* Instruction *
Reproduce the records word for word, from the first line up to and including the line with "info-panel: Current traffic".

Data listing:

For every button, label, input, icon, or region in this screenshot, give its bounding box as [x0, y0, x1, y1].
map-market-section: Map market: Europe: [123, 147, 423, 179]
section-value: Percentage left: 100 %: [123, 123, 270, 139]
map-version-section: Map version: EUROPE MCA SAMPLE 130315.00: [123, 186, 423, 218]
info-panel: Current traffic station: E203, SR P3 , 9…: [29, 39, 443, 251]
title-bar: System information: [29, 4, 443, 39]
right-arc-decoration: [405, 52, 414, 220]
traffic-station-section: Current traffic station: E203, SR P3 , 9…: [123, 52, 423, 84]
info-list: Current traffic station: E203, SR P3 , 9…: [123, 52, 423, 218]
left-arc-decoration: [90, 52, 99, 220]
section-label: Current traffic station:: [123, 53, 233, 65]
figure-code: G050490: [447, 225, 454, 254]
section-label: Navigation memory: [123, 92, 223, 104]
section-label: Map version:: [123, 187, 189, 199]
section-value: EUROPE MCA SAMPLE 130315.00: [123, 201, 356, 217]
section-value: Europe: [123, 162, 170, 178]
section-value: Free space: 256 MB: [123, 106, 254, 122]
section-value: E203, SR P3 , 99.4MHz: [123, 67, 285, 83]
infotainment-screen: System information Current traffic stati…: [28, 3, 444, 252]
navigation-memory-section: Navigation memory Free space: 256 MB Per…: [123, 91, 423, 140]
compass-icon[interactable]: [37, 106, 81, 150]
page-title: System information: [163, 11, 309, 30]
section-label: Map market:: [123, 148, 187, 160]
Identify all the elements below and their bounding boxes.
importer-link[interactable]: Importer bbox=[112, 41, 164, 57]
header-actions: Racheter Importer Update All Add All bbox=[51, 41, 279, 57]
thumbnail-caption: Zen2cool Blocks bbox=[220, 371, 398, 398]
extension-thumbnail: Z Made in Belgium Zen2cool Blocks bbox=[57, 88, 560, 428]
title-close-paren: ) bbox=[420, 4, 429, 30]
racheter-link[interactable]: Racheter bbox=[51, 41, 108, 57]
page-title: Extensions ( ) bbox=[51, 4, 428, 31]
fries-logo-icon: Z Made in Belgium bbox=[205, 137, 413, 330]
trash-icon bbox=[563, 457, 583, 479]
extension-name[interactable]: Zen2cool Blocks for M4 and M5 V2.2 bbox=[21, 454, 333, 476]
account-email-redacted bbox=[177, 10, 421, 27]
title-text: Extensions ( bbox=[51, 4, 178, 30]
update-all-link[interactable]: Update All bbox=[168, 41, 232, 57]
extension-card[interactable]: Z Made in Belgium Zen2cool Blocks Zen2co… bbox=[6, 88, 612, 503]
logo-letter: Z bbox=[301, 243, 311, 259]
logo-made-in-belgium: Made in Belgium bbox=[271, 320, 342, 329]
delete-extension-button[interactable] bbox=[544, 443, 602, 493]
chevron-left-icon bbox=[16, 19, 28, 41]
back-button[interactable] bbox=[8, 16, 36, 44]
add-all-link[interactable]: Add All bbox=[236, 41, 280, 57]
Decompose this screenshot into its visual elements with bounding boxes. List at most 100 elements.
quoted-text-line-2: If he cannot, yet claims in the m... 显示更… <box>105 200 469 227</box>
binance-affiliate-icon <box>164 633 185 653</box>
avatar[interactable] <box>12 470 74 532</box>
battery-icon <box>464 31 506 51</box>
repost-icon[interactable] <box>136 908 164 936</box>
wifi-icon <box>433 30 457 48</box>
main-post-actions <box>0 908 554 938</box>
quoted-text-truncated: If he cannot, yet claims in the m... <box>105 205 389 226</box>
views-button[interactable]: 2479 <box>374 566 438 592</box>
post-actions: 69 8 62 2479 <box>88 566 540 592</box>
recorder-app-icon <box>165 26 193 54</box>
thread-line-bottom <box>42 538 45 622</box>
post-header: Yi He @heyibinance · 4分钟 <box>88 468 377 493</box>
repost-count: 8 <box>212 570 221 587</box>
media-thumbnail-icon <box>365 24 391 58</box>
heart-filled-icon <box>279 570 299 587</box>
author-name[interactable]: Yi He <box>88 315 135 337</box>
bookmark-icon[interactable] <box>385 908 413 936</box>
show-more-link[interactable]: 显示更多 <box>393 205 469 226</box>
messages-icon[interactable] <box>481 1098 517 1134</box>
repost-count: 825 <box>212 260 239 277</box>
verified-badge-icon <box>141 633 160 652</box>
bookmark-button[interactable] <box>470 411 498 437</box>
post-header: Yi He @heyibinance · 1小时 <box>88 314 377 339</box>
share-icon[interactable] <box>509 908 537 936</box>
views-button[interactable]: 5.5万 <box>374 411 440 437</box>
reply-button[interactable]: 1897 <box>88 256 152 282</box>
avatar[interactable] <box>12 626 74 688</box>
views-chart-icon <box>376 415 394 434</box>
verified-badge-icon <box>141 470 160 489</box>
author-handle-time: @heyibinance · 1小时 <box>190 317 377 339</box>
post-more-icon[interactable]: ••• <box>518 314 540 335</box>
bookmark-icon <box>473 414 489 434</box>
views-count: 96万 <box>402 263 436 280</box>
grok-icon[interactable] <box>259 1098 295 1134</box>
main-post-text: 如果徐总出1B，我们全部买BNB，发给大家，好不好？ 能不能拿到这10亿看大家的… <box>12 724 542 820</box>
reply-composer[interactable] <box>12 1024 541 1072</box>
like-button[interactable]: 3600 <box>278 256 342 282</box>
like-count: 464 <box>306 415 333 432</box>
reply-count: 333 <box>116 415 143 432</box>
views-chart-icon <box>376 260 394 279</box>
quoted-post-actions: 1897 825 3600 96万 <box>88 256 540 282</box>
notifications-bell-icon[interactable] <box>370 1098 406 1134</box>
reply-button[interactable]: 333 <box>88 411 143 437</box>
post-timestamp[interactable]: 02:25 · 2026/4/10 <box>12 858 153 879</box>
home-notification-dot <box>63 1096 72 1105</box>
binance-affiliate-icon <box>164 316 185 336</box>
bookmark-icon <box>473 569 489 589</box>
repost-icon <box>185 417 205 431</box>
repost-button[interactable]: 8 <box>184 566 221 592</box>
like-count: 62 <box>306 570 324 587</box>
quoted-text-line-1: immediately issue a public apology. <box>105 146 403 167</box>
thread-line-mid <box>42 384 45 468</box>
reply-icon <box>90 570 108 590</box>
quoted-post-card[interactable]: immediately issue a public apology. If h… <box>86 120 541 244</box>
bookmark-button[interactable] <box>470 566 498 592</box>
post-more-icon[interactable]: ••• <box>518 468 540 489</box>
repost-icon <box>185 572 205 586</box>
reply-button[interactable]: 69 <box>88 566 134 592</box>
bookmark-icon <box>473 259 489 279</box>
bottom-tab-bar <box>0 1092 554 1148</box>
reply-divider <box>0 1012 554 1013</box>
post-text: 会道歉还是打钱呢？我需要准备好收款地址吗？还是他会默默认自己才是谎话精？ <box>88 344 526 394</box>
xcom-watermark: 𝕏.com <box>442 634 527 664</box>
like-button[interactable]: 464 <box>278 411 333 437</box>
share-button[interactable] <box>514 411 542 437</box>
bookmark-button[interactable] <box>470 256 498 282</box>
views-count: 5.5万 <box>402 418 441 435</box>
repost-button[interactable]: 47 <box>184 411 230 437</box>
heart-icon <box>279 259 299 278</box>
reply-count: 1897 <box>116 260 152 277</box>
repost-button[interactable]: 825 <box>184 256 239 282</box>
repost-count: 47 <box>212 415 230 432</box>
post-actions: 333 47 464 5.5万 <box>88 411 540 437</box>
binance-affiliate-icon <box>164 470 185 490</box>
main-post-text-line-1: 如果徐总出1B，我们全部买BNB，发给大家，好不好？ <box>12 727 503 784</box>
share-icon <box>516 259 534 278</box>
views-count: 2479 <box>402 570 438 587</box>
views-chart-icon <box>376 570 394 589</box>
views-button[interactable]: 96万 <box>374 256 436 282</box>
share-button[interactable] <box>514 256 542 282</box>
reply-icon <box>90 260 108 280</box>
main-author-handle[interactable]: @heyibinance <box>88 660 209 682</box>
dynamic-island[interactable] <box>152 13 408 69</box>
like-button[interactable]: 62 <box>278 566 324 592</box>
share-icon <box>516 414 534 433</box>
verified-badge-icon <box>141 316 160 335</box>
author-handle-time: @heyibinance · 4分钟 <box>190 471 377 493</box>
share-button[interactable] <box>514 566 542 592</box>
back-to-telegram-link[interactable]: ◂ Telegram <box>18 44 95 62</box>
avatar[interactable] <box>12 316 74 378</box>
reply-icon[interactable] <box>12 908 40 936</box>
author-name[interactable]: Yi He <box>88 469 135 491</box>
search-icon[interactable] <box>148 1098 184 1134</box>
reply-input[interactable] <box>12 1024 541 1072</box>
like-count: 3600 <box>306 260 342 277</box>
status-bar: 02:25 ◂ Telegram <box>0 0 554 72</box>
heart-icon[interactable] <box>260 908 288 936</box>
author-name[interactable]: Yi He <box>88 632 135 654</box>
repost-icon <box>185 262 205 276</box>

* Solved exercise *
For every button, label, input, icon, or region in this screenshot, give its bounding box as [x0, y0, x1, y1].
map-market-section: Map market: Europe: [123, 147, 423, 179]
section-value: Percentage left: 100 %: [123, 123, 270, 139]
map-version-section: Map version: EUROPE MCA SAMPLE 130315.00: [123, 186, 423, 218]
info-panel: Current traffic station: E203, SR P3 , 9…: [29, 39, 443, 251]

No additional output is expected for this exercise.